**What is being asked**
Reproduce every line of the items below verbatim, leaving out the pictures.

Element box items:
######

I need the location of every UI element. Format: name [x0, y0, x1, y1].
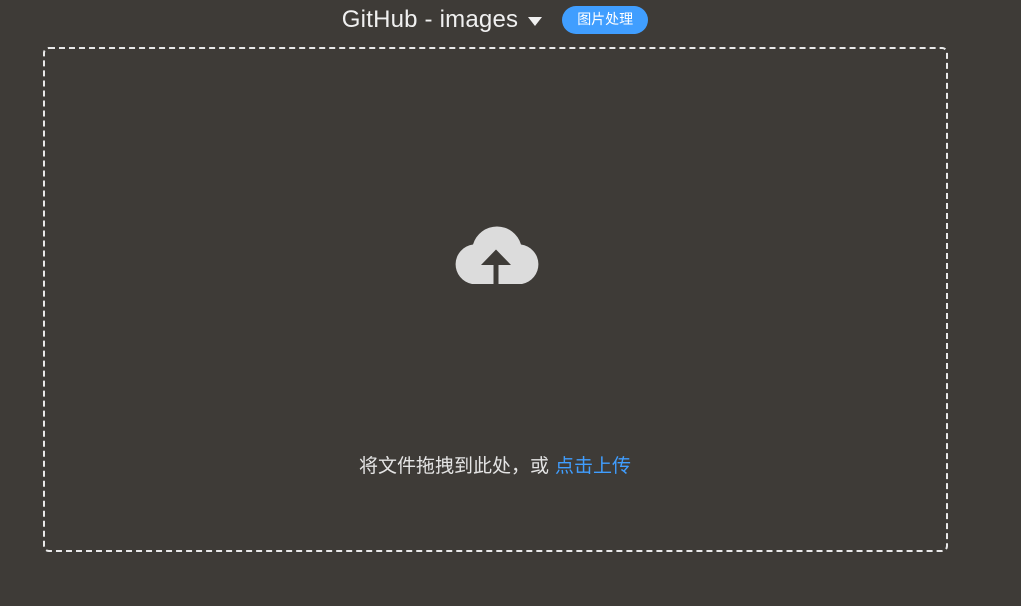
upload-link[interactable]: 点击上传 — [555, 455, 631, 477]
picbed-selector[interactable]: GitHub - images — [342, 6, 543, 34]
cloud-upload-icon[interactable] — [452, 218, 542, 286]
caret-down-icon[interactable] — [528, 16, 543, 26]
dropzone-hint: 将文件拖拽到此处，或 点击上传 — [0, 451, 990, 478]
dropzone-hint-text: 将文件拖拽到此处，或 — [358, 455, 556, 477]
image-process-button[interactable]: 图片处理 — [562, 6, 649, 34]
picbed-title[interactable]: GitHub - images — [342, 6, 518, 34]
header: GitHub - images 图片处理 — [0, 4, 990, 36]
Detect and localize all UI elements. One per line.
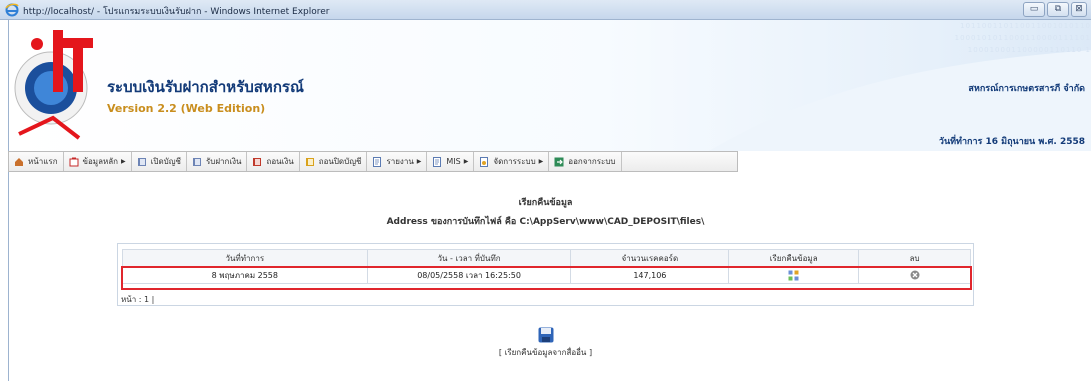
close-button[interactable]: ⊠ <box>1071 2 1087 17</box>
column-header-record-count: จำนวนเรคคอร์ด <box>570 249 730 267</box>
settings-icon <box>480 156 489 167</box>
column-header-delete: ลบ <box>858 249 971 267</box>
column-header-work-date: วันที่ทำการ <box>122 249 368 267</box>
submenu-arrow-icon: ▶ <box>463 158 469 165</box>
internet-explorer-icon <box>5 3 19 17</box>
menu-item-logout[interactable]: ออกจากระบบ <box>549 152 622 171</box>
submenu-arrow-icon: ▶ <box>416 158 422 165</box>
menu-item-open-account[interactable]: เปิดบัญชี <box>132 152 187 171</box>
cell-delete <box>858 266 971 284</box>
menu-item-label: จัดการระบบ <box>493 157 536 166</box>
ifas-logo-icon <box>14 30 93 140</box>
menu-item-label: ข้อมูลหลัก <box>82 157 118 166</box>
menu-item-label: หน้าแรก <box>28 157 58 166</box>
cell-record-count: 147,106 <box>570 266 730 284</box>
menu-item-label: ถอนปิดบัญชี <box>318 157 362 166</box>
menu-item-system-admin[interactable]: จัดการระบบ ▶ <box>474 152 550 171</box>
menu-item-close-account[interactable]: ถอนปิดบัญชี <box>300 152 368 171</box>
submenu-arrow-icon: ▶ <box>121 158 126 165</box>
submenu-arrow-icon: ▶ <box>538 158 544 165</box>
book-red-icon <box>253 157 262 166</box>
minimize-button[interactable]: ▭ <box>1023 2 1045 17</box>
menu-item-home[interactable]: หน้าแรก <box>9 152 64 171</box>
book-icon <box>137 157 146 166</box>
window-title: http://localhost/ - โปรแกรมระบบเงินรับฝา… <box>23 7 330 17</box>
menu-item-label: รายงาน <box>386 157 414 166</box>
report-icon <box>433 156 442 167</box>
backup-table: วันที่ทำการ วัน - เวลา ที่บันทึก จำนวนเร… <box>122 249 971 284</box>
menu-item-mis[interactable]: MIS ▶ <box>427 152 475 171</box>
menu-item-label: MIS <box>446 157 461 166</box>
app-title: ระบบเงินรับฝากสำหรับสหกรณ์ <box>107 78 304 96</box>
table-header-row: วันที่ทำการ วัน - เวลา ที่บันทึก จำนวนเร… <box>122 249 971 267</box>
window-titlebar: http://localhost/ - โปรแกรมระบบเงินรับฝา… <box>0 0 1091 20</box>
column-header-saved-at: วัน - เวลา ที่บันทึก <box>366 249 572 267</box>
delete-icon[interactable] <box>910 270 920 280</box>
menu-item-deposit[interactable]: รับฝากเงิน <box>187 152 248 171</box>
folder-icon <box>69 157 79 166</box>
book-icon <box>192 157 201 166</box>
app-header: 101100110110011001010110 100010101100011… <box>8 20 1091 151</box>
menu-item-label: ถอนเงิน <box>266 157 294 166</box>
backup-table-container: วันที่ทำการ วัน - เวลา ที่บันทึก จำนวนเร… <box>117 243 974 306</box>
menu-item-label: ออกจากระบบ <box>568 157 616 166</box>
backup-address: Address ของการบันทึกไฟล์ คือ C:\AppServ\… <box>386 217 705 227</box>
menu-item-report[interactable]: รายงาน ▶ <box>367 152 428 171</box>
app-version: Version 2.2 (Web Edition) <box>107 102 266 115</box>
pagination[interactable]: หน้า : 1 | <box>121 293 154 306</box>
work-date: วันที่ทำการ 16 มิถุนายน พ.ศ. 2558 <box>938 137 1085 147</box>
binary-decoration: 101100110110011001010110 100010101100011… <box>954 22 1091 54</box>
column-header-restore: เรียกคืนข้อมูล <box>728 249 860 267</box>
menu-item-label: รับฝากเงิน <box>205 157 242 166</box>
cell-saved-at: 08/05/2558 เวลา 16:25:50 <box>366 266 572 284</box>
organization-name: สหกรณ์การเกษตรสารภี จำกัด <box>968 84 1085 94</box>
window-controls: ▭ ⧉ ⊠ <box>1023 2 1087 17</box>
menu-item-label: เปิดบัญชี <box>150 157 181 166</box>
home-icon <box>15 157 23 166</box>
restore-from-other-media-link[interactable]: [ เรียกคืนข้อมูลจากสื่ออื่น ] <box>0 346 1091 359</box>
restore-data-icon[interactable] <box>788 270 799 281</box>
main-menu: หน้าแรก ข้อมูลหลัก ▶ เปิดบัญชี รับฝากเงิ… <box>8 151 738 172</box>
report-icon <box>373 156 382 167</box>
menu-item-withdraw[interactable]: ถอนเงิน <box>247 152 300 171</box>
save-disk-icon[interactable] <box>538 327 554 343</box>
table-row: 8 พฤษภาคม 2558 08/05/2558 เวลา 16:25:50 … <box>122 266 971 284</box>
cell-work-date: 8 พฤษภาคม 2558 <box>122 266 368 284</box>
book-yellow-icon <box>305 157 314 166</box>
menu-item-master-data[interactable]: ข้อมูลหลัก ▶ <box>64 152 132 171</box>
exit-icon <box>554 157 564 166</box>
cell-restore <box>728 266 860 284</box>
maximize-button[interactable]: ⧉ <box>1047 2 1069 17</box>
page-title: เรียกคืนข้อมูล <box>518 198 573 208</box>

######

**Answer**
I need the location of every UI element. Format: name [x0, y0, x1, y1].
upload-link[interactable]: 点击上传 — [555, 455, 631, 477]
picbed-selector[interactable]: GitHub - images — [342, 6, 543, 34]
cloud-upload-icon[interactable] — [452, 218, 542, 286]
caret-down-icon[interactable] — [528, 16, 543, 26]
dropzone-hint: 将文件拖拽到此处，或 点击上传 — [0, 451, 990, 478]
dropzone-hint-text: 将文件拖拽到此处，或 — [358, 455, 556, 477]
image-process-button[interactable]: 图片处理 — [562, 6, 649, 34]
picbed-title[interactable]: GitHub - images — [342, 6, 518, 34]
header: GitHub - images 图片处理 — [0, 4, 990, 36]
Detect and localize all UI elements. One per line.
close-button[interactable]: ⊠ <box>1071 2 1087 17</box>
column-header-record-count: จำนวนเรคคอร์ด <box>570 249 730 267</box>
settings-icon <box>480 156 489 167</box>
column-header-delete: ลบ <box>858 249 971 267</box>
column-header-work-date: วันที่ทำการ <box>122 249 368 267</box>
submenu-arrow-icon: ▶ <box>463 158 469 165</box>
internet-explorer-icon <box>5 3 19 17</box>
menu-item-logout[interactable]: ออกจากระบบ <box>549 152 622 171</box>
submenu-arrow-icon: ▶ <box>416 158 422 165</box>
menu-item-open-account[interactable]: เปิดบัญชี <box>132 152 187 171</box>
cell-delete <box>858 266 971 284</box>
menu-item-label: จัดการระบบ <box>493 157 536 166</box>
ifas-logo-icon <box>14 30 93 140</box>
menu-item-label: ข้อมูลหลัก <box>82 157 118 166</box>
menu-item-label: หน้าแรก <box>28 157 58 166</box>
cell-record-count: 147,106 <box>570 266 730 284</box>
menu-item-label: ถอนปิดบัญชี <box>318 157 362 166</box>
menu-item-system-admin[interactable]: จัดการระบบ ▶ <box>474 152 550 171</box>
menu-item-close-account[interactable]: ถอนปิดบัญชี <box>300 152 368 171</box>
submenu-arrow-icon: ▶ <box>121 158 126 165</box>
submenu-arrow-icon: ▶ <box>538 158 544 165</box>
book-red-icon <box>253 157 262 166</box>
minimize-button[interactable]: ▭ <box>1023 2 1045 17</box>
menu-item-home[interactable]: หน้าแรก <box>9 152 64 171</box>
book-icon <box>137 157 146 166</box>
window-title: http://localhost/ - โปรแกรมระบบเงินรับฝา… <box>23 7 330 17</box>
menu-item-label: รายงาน <box>386 157 414 166</box>
report-icon <box>433 156 442 167</box>
backup-table: วันที่ทำการ วัน - เวลา ที่บันทึก จำนวนเร… <box>122 249 971 284</box>
menu-item-mis[interactable]: MIS ▶ <box>427 152 475 171</box>
menu-item-label: MIS <box>446 157 461 166</box>
app-title: ระบบเงินรับฝากสำหรับสหกรณ์ <box>107 78 304 96</box>
table-header-row: วันที่ทำการ วัน - เวลา ที่บันทึก จำนวนเร… <box>122 249 971 267</box>
window-titlebar: http://localhost/ - โปรแกรมระบบเงินรับฝา… <box>0 0 1091 20</box>
column-header-saved-at: วัน - เวลา ที่บันทึก <box>366 249 572 267</box>
delete-icon[interactable] <box>910 270 920 280</box>
menu-item-deposit[interactable]: รับฝากเงิน <box>187 152 248 171</box>
folder-icon <box>69 157 79 166</box>
book-icon <box>192 157 201 166</box>
app-header: 101100110110011001010110 100010101100011… <box>8 20 1091 151</box>
menu-item-label: ถอนเงิน <box>266 157 294 166</box>
backup-table-container: วันที่ทำการ วัน - เวลา ที่บันทึก จำนวนเร… <box>117 243 974 306</box>
menu-item-label: ออกจากระบบ <box>568 157 616 166</box>
backup-address: Address ของการบันทึกไฟล์ คือ C:\AppServ\… <box>386 217 705 227</box>
menu-item-report[interactable]: รายงาน ▶ <box>367 152 428 171</box>
app-version: Version 2.2 (Web Edition) <box>107 102 266 115</box>
pagination[interactable]: หน้า : 1 | <box>121 293 154 306</box>
work-date: วันที่ทำการ 16 มิถุนายน พ.ศ. 2558 <box>938 137 1085 147</box>
binary-decoration: 101100110110011001010110 100010101100011… <box>954 22 1091 54</box>
column-header-restore: เรียกคืนข้อมูล <box>728 249 860 267</box>
menu-item-label: รับฝากเงิน <box>205 157 242 166</box>
cell-saved-at: 08/05/2558 เวลา 16:25:50 <box>366 266 572 284</box>
organization-name: สหกรณ์การเกษตรสารภี จำกัด <box>968 84 1085 94</box>
window-controls: ▭ ⧉ ⊠ <box>1023 2 1087 17</box>
menu-item-label: เปิดบัญชี <box>150 157 181 166</box>
home-icon <box>15 157 23 166</box>
restore-from-other-media-link[interactable]: [ เรียกคืนข้อมูลจากสื่ออื่น ] <box>0 346 1091 359</box>
restore-data-icon[interactable] <box>788 270 799 281</box>
main-menu: หน้าแรก ข้อมูลหลัก ▶ เปิดบัญชี รับฝากเงิ… <box>8 151 738 172</box>
report-icon <box>373 156 382 167</box>
menu-item-withdraw[interactable]: ถอนเงิน <box>247 152 300 171</box>
save-disk-icon[interactable] <box>538 327 554 343</box>
table-row: 8 พฤษภาคม 2558 08/05/2558 เวลา 16:25:50 … <box>122 266 971 284</box>
cell-work-date: 8 พฤษภาคม 2558 <box>122 266 368 284</box>
book-yellow-icon <box>305 157 314 166</box>
menu-item-master-data[interactable]: ข้อมูลหลัก ▶ <box>64 152 132 171</box>
exit-icon <box>554 157 564 166</box>
cell-restore <box>728 266 860 284</box>
maximize-button[interactable]: ⧉ <box>1047 2 1069 17</box>
page-title: เรียกคืนข้อมูล <box>518 198 573 208</box>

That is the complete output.